▶ _Given task_: Please output only the lines that run from the line containing "What's the underlying" through the end of the material below, exactly.

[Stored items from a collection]

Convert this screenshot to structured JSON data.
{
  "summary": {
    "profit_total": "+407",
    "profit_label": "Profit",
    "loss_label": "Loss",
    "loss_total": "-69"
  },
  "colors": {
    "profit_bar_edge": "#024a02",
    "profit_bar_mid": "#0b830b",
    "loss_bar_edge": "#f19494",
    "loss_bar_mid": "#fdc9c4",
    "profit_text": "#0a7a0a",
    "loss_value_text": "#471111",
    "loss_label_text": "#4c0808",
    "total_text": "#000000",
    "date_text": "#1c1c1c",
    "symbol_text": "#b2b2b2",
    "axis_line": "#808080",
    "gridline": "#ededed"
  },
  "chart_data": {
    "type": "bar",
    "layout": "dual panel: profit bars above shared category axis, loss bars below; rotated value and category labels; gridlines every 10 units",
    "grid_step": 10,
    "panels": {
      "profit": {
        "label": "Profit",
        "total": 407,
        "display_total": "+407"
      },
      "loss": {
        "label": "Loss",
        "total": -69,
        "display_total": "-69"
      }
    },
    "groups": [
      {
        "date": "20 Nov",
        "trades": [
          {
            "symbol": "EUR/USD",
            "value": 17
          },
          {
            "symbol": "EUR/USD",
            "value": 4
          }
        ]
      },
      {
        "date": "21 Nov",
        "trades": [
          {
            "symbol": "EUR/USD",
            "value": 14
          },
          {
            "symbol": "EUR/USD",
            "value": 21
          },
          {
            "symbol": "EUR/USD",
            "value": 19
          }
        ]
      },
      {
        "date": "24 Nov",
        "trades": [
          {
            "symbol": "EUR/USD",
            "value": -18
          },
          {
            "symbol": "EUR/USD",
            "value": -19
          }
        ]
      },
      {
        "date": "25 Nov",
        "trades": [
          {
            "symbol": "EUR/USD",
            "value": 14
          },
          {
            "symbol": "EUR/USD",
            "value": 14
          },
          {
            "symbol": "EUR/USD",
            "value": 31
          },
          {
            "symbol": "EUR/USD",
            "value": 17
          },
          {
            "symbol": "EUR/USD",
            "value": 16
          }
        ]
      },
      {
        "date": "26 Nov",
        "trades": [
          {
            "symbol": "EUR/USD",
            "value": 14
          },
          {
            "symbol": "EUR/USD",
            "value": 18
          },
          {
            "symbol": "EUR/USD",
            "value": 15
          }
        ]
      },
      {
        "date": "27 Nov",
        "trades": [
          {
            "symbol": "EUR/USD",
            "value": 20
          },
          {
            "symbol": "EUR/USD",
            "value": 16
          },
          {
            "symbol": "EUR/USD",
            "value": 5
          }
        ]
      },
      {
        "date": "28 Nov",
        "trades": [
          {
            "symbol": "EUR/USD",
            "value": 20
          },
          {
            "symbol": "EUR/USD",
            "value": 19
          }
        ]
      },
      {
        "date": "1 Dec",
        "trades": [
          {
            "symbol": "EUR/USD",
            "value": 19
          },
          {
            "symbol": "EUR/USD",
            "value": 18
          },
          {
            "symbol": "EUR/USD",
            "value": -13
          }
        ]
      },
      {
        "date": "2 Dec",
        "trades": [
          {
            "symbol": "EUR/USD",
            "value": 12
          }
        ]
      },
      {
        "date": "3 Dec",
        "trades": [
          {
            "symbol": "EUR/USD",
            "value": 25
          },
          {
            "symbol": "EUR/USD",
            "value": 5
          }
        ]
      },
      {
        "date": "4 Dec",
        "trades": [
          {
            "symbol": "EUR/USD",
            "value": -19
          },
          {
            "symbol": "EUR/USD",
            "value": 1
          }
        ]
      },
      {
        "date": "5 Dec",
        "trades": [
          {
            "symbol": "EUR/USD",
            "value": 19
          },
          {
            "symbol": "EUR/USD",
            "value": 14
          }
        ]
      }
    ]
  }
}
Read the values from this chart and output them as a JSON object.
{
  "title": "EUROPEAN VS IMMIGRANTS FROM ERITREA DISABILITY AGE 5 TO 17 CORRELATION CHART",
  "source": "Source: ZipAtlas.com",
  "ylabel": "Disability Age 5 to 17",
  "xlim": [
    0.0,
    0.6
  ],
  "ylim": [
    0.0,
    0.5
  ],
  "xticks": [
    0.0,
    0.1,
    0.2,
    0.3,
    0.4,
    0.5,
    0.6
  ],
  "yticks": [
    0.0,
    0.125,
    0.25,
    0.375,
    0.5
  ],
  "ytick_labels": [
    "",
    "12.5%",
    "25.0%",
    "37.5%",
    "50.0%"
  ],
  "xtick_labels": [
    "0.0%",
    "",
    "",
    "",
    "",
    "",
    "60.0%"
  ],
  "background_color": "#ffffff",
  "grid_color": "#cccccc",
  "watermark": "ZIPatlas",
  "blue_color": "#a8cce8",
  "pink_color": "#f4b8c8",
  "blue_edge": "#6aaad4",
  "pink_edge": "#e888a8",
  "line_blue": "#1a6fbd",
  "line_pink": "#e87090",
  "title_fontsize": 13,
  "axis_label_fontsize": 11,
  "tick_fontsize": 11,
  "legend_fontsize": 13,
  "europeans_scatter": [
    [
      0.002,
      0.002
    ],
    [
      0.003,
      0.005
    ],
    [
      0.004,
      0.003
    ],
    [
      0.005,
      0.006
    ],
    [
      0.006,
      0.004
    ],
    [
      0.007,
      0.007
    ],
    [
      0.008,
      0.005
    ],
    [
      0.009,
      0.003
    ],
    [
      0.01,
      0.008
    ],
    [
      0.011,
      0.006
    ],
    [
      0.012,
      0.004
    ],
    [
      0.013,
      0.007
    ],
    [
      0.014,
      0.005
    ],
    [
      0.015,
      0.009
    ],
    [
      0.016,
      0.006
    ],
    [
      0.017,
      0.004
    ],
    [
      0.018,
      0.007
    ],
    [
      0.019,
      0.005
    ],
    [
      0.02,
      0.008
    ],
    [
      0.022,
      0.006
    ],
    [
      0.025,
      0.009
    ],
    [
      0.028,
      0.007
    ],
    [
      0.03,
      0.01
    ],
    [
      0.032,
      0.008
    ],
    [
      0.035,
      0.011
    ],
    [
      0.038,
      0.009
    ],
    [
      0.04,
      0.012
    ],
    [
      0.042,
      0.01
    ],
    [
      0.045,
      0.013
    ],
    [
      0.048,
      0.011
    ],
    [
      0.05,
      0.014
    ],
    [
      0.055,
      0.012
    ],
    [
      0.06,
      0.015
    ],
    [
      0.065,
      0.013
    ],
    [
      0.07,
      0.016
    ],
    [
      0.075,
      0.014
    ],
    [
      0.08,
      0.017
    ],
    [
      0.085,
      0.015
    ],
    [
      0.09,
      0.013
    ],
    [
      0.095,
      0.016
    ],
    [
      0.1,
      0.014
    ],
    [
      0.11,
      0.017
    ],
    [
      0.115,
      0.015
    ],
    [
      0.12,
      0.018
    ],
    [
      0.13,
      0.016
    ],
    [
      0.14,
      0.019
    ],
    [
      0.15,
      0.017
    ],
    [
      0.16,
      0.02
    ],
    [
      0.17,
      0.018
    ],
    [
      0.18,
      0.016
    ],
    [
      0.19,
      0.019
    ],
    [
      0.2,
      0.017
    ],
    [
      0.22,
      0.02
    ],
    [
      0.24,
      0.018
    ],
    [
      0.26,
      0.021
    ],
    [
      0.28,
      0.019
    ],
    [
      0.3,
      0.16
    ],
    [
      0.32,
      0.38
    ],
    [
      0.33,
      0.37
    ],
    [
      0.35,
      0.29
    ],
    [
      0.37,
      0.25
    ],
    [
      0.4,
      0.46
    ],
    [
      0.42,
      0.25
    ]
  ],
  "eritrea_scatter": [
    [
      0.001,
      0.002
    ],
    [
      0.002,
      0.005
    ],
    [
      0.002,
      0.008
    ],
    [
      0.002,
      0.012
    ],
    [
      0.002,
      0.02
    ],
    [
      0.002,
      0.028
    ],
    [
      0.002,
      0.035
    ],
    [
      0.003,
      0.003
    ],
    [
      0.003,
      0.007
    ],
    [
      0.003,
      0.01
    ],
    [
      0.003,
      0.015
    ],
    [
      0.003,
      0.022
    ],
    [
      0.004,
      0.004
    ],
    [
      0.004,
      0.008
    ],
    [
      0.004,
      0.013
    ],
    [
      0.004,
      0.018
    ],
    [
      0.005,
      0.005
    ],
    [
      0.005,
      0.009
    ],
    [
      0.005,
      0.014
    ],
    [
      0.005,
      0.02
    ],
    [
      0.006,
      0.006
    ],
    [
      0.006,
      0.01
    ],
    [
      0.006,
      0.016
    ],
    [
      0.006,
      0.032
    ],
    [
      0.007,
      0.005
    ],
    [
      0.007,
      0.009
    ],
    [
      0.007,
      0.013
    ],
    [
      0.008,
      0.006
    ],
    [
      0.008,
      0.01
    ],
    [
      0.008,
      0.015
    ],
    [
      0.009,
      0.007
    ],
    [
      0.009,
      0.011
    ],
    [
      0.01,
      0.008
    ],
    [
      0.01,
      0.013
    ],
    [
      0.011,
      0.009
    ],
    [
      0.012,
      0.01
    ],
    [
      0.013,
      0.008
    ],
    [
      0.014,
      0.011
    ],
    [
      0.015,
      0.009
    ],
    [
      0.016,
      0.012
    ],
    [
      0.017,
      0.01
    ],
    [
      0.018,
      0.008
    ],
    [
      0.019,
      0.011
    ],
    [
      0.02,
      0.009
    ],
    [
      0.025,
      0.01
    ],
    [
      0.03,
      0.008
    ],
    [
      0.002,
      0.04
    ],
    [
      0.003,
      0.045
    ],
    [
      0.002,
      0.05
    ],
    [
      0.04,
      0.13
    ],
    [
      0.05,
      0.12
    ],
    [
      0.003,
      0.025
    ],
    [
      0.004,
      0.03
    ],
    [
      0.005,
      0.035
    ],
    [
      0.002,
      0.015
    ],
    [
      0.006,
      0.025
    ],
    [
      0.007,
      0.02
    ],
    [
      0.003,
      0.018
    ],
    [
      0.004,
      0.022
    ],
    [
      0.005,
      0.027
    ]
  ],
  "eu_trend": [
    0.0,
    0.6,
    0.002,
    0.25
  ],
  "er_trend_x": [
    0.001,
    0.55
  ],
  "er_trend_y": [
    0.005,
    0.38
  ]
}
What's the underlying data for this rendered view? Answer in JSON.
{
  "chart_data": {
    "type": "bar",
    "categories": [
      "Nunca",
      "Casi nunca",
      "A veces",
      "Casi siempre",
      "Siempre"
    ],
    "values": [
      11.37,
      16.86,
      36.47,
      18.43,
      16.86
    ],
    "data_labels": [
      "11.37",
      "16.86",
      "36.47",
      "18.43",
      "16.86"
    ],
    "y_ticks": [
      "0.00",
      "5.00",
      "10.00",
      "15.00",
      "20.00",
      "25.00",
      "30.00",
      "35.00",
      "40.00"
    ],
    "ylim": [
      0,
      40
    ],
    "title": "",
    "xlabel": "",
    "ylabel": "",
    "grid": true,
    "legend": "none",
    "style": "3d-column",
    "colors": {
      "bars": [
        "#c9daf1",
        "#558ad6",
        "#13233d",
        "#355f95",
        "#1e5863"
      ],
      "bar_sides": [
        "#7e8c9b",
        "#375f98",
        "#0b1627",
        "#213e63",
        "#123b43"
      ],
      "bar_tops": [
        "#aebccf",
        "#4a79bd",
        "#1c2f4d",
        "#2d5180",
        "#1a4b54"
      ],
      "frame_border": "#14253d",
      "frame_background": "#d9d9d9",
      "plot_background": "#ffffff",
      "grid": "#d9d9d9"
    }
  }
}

▶ _The completed task_:
What's the underlying data for this rendered view? Answer in JSON.
{
  "chart_data": {
    "type": "bar",
    "categories": [
      "Nunca",
      "Casi nunca",
      "A veces",
      "Casi siempre",
      "Siempre"
    ],
    "values": [
      11.37,
      16.86,
      36.47,
      18.43,
      16.86
    ],
    "data_labels": [
      "11.37",
      "16.86",
      "36.47",
      "18.43",
      "16.86"
    ],
    "y_ticks": [
      "0.00",
      "5.00",
      "10.00",
      "15.00",
      "20.00",
      "25.00",
      "30.00",
      "35.00",
      "40.00"
    ],
    "ylim": [
      0,
      40
    ],
    "title": "",
    "xlabel": "",
    "ylabel": "",
    "grid": true,
    "legend": "none",
    "style": "3d-column",
    "colors": {
      "bars": [
        "#c9daf1",
        "#558ad6",
        "#13233d",
        "#355f95",
        "#1e5863"
      ],
      "bar_sides": [
        "#7e8c9b",
        "#375f98",
        "#0b1627",
        "#213e63",
        "#123b43"
      ],
      "bar_tops": [
        "#aebccf",
        "#4a79bd",
        "#1c2f4d",
        "#2d5180",
        "#1a4b54"
      ],
      "frame_border": "#14253d",
      "frame_background": "#d9d9d9",
      "plot_background": "#ffffff",
      "grid": "#d9d9d9"
    }
  }
}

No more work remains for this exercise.